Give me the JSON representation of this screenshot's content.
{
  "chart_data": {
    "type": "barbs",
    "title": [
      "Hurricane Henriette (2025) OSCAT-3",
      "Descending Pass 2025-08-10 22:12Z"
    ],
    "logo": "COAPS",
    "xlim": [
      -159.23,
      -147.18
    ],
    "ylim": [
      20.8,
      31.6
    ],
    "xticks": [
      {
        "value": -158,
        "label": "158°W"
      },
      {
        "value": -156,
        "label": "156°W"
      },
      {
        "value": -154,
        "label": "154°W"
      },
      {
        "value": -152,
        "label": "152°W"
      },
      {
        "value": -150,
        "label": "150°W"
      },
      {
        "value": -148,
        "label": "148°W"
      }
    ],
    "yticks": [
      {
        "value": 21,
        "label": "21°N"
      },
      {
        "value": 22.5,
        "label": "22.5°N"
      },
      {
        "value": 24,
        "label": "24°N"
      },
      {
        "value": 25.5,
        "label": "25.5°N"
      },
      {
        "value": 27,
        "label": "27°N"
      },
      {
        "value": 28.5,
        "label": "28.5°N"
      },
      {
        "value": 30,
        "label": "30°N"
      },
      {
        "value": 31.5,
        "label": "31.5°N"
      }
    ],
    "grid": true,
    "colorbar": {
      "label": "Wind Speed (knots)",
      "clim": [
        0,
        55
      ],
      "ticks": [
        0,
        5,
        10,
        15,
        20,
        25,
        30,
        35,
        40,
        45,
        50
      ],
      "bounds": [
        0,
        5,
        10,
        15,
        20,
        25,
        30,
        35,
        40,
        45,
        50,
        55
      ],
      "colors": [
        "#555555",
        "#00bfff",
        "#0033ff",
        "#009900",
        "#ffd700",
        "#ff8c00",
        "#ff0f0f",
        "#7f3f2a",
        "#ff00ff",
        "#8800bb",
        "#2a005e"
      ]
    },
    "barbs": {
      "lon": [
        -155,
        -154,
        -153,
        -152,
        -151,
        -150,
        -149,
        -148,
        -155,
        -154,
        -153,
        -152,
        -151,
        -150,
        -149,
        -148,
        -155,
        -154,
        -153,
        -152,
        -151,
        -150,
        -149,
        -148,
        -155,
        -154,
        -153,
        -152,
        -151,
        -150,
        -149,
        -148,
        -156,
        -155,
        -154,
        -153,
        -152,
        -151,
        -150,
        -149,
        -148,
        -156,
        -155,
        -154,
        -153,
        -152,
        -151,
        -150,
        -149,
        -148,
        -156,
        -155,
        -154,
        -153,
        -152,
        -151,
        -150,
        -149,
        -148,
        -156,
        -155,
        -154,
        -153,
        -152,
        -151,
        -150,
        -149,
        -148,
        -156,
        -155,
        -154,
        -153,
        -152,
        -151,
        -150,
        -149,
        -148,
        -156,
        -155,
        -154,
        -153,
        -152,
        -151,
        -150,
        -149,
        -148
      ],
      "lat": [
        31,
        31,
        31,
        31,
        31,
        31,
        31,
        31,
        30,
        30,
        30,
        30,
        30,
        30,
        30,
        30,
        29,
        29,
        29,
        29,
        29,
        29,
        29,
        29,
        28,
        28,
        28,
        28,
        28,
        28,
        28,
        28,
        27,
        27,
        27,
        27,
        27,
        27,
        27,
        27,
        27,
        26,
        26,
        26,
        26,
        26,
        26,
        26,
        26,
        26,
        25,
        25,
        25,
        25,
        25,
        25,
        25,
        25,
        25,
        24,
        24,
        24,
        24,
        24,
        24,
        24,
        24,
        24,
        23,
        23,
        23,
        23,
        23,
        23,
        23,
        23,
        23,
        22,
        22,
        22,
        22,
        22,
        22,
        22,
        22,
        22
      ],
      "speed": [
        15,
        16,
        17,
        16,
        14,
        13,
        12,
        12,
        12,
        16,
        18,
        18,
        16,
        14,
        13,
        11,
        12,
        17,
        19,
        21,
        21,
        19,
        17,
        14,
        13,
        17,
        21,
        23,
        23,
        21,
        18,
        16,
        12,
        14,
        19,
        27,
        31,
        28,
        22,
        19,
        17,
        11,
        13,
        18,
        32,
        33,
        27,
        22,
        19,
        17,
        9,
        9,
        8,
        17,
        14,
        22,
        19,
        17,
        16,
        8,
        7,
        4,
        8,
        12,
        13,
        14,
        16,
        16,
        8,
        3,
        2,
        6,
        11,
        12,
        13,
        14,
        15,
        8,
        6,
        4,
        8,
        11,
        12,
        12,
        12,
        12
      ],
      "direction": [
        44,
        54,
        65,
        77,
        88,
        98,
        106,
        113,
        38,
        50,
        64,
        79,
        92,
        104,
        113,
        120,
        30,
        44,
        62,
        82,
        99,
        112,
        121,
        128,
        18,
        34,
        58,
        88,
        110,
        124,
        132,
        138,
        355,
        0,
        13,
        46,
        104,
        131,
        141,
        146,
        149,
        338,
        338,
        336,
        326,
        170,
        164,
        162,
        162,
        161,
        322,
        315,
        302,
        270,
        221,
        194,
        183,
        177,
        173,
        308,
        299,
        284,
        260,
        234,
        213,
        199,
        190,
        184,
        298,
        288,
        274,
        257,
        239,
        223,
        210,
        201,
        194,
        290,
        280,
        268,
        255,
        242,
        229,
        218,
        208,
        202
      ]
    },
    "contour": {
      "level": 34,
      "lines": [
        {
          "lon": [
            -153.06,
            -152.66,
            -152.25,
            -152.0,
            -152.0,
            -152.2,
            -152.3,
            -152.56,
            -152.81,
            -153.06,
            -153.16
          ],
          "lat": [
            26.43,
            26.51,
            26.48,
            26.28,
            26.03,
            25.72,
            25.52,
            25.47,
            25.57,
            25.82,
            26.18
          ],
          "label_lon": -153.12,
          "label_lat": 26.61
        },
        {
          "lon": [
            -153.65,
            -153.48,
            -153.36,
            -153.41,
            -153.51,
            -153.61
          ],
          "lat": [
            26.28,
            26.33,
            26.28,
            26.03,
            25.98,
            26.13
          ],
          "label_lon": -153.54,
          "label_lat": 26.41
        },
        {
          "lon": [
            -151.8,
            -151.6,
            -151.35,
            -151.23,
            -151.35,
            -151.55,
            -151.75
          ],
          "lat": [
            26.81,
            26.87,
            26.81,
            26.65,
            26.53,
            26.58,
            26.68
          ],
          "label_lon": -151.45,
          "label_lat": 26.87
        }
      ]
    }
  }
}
+-------+
The exercise: Using the exact wording, write out all of the records.

The solution:
Give me the JSON representation of this screenshot's content.
{
  "chart_data": {
    "type": "barbs",
    "title": [
      "Hurricane Henriette (2025) OSCAT-3",
      "Descending Pass 2025-08-10 22:12Z"
    ],
    "logo": "COAPS",
    "xlim": [
      -159.23,
      -147.18
    ],
    "ylim": [
      20.8,
      31.6
    ],
    "xticks": [
      {
        "value": -158,
        "label": "158°W"
      },
      {
        "value": -156,
        "label": "156°W"
      },
      {
        "value": -154,
        "label": "154°W"
      },
      {
        "value": -152,
        "label": "152°W"
      },
      {
        "value": -150,
        "label": "150°W"
      },
      {
        "value": -148,
        "label": "148°W"
      }
    ],
    "yticks": [
      {
        "value": 21,
        "label": "21°N"
      },
      {
        "value": 22.5,
        "label": "22.5°N"
      },
      {
        "value": 24,
        "label": "24°N"
      },
      {
        "value": 25.5,
        "label": "25.5°N"
      },
      {
        "value": 27,
        "label": "27°N"
      },
      {
        "value": 28.5,
        "label": "28.5°N"
      },
      {
        "value": 30,
        "label": "30°N"
      },
      {
        "value": 31.5,
        "label": "31.5°N"
      }
    ],
    "grid": true,
    "colorbar": {
      "label": "Wind Speed (knots)",
      "clim": [
        0,
        55
      ],
      "ticks": [
        0,
        5,
        10,
        15,
        20,
        25,
        30,
        35,
        40,
        45,
        50
      ],
      "bounds": [
        0,
        5,
        10,
        15,
        20,
        25,
        30,
        35,
        40,
        45,
        50,
        55
      ],
      "colors": [
        "#555555",
        "#00bfff",
        "#0033ff",
        "#009900",
        "#ffd700",
        "#ff8c00",
        "#ff0f0f",
        "#7f3f2a",
        "#ff00ff",
        "#8800bb",
        "#2a005e"
      ]
    },
    "barbs": {
      "lon": [
        -155,
        -154,
        -153,
        -152,
        -151,
        -150,
        -149,
        -148,
        -155,
        -154,
        -153,
        -152,
        -151,
        -150,
        -149,
        -148,
        -155,
        -154,
        -153,
        -152,
        -151,
        -150,
        -149,
        -148,
        -155,
        -154,
        -153,
        -152,
        -151,
        -150,
        -149,
        -148,
        -156,
        -155,
        -154,
        -153,
        -152,
        -151,
        -150,
        -149,
        -148,
        -156,
        -155,
        -154,
        -153,
        -152,
        -151,
        -150,
        -149,
        -148,
        -156,
        -155,
        -154,
        -153,
        -152,
        -151,
        -150,
        -149,
        -148,
        -156,
        -155,
        -154,
        -153,
        -152,
        -151,
        -150,
        -149,
        -148,
        -156,
        -155,
        -154,
        -153,
        -152,
        -151,
        -150,
        -149,
        -148,
        -156,
        -155,
        -154,
        -153,
        -152,
        -151,
        -150,
        -149,
        -148
      ],
      "lat": [
        31,
        31,
        31,
        31,
        31,
        31,
        31,
        31,
        30,
        30,
        30,
        30,
        30,
        30,
        30,
        30,
        29,
        29,
        29,
        29,
        29,
        29,
        29,
        29,
        28,
        28,
        28,
        28,
        28,
        28,
        28,
        28,
        27,
        27,
        27,
        27,
        27,
        27,
        27,
        27,
        27,
        26,
        26,
        26,
        26,
        26,
        26,
        26,
        26,
        26,
        25,
        25,
        25,
        25,
        25,
        25,
        25,
        25,
        25,
        24,
        24,
        24,
        24,
        24,
        24,
        24,
        24,
        24,
        23,
        23,
        23,
        23,
        23,
        23,
        23,
        23,
        23,
        22,
        22,
        22,
        22,
        22,
        22,
        22,
        22,
        22
      ],
      "speed": [
        15,
        16,
        17,
        16,
        14,
        13,
        12,
        12,
        12,
        16,
        18,
        18,
        16,
        14,
        13,
        11,
        12,
        17,
        19,
        21,
        21,
        19,
        17,
        14,
        13,
        17,
        21,
        23,
        23,
        21,
        18,
        16,
        12,
        14,
        19,
        27,
        31,
        28,
        22,
        19,
        17,
        11,
        13,
        18,
        32,
        33,
        27,
        22,
        19,
        17,
        9,
        9,
        8,
        17,
        14,
        22,
        19,
        17,
        16,
        8,
        7,
        4,
        8,
        12,
        13,
        14,
        16,
        16,
        8,
        3,
        2,
        6,
        11,
        12,
        13,
        14,
        15,
        8,
        6,
        4,
        8,
        11,
        12,
        12,
        12,
        12
      ],
      "direction": [
        44,
        54,
        65,
        77,
        88,
        98,
        106,
        113,
        38,
        50,
        64,
        79,
        92,
        104,
        113,
        120,
        30,
        44,
        62,
        82,
        99,
        112,
        121,
        128,
        18,
        34,
        58,
        88,
        110,
        124,
        132,
        138,
        355,
        0,
        13,
        46,
        104,
        131,
        141,
        146,
        149,
        338,
        338,
        336,
        326,
        170,
        164,
        162,
        162,
        161,
        322,
        315,
        302,
        270,
        221,
        194,
        183,
        177,
        173,
        308,
        299,
        284,
        260,
        234,
        213,
        199,
        190,
        184,
        298,
        288,
        274,
        257,
        239,
        223,
        210,
        201,
        194,
        290,
        280,
        268,
        255,
        242,
        229,
        218,
        208,
        202
      ]
    },
    "contour": {
      "level": 34,
      "lines": [
        {
          "lon": [
            -153.06,
            -152.66,
            -152.25,
            -152.0,
            -152.0,
            -152.2,
            -152.3,
            -152.56,
            -152.81,
            -153.06,
            -153.16
          ],
          "lat": [
            26.43,
            26.51,
            26.48,
            26.28,
            26.03,
            25.72,
            25.52,
            25.47,
            25.57,
            25.82,
            26.18
          ],
          "label_lon": -153.12,
          "label_lat": 26.61
        },
        {
          "lon": [
            -153.65,
            -153.48,
            -153.36,
            -153.41,
            -153.51,
            -153.61
          ],
          "lat": [
            26.28,
            26.33,
            26.28,
            26.03,
            25.98,
            26.13
          ],
          "label_lon": -153.54,
          "label_lat": 26.41
        },
        {
          "lon": [
            -151.8,
            -151.6,
            -151.35,
            -151.23,
            -151.35,
            -151.55,
            -151.75
          ],
          "lat": [
            26.81,
            26.87,
            26.81,
            26.65,
            26.53,
            26.58,
            26.68
          ],
          "label_lon": -151.45,
          "label_lat": 26.87
        }
      ]
    }
  }
}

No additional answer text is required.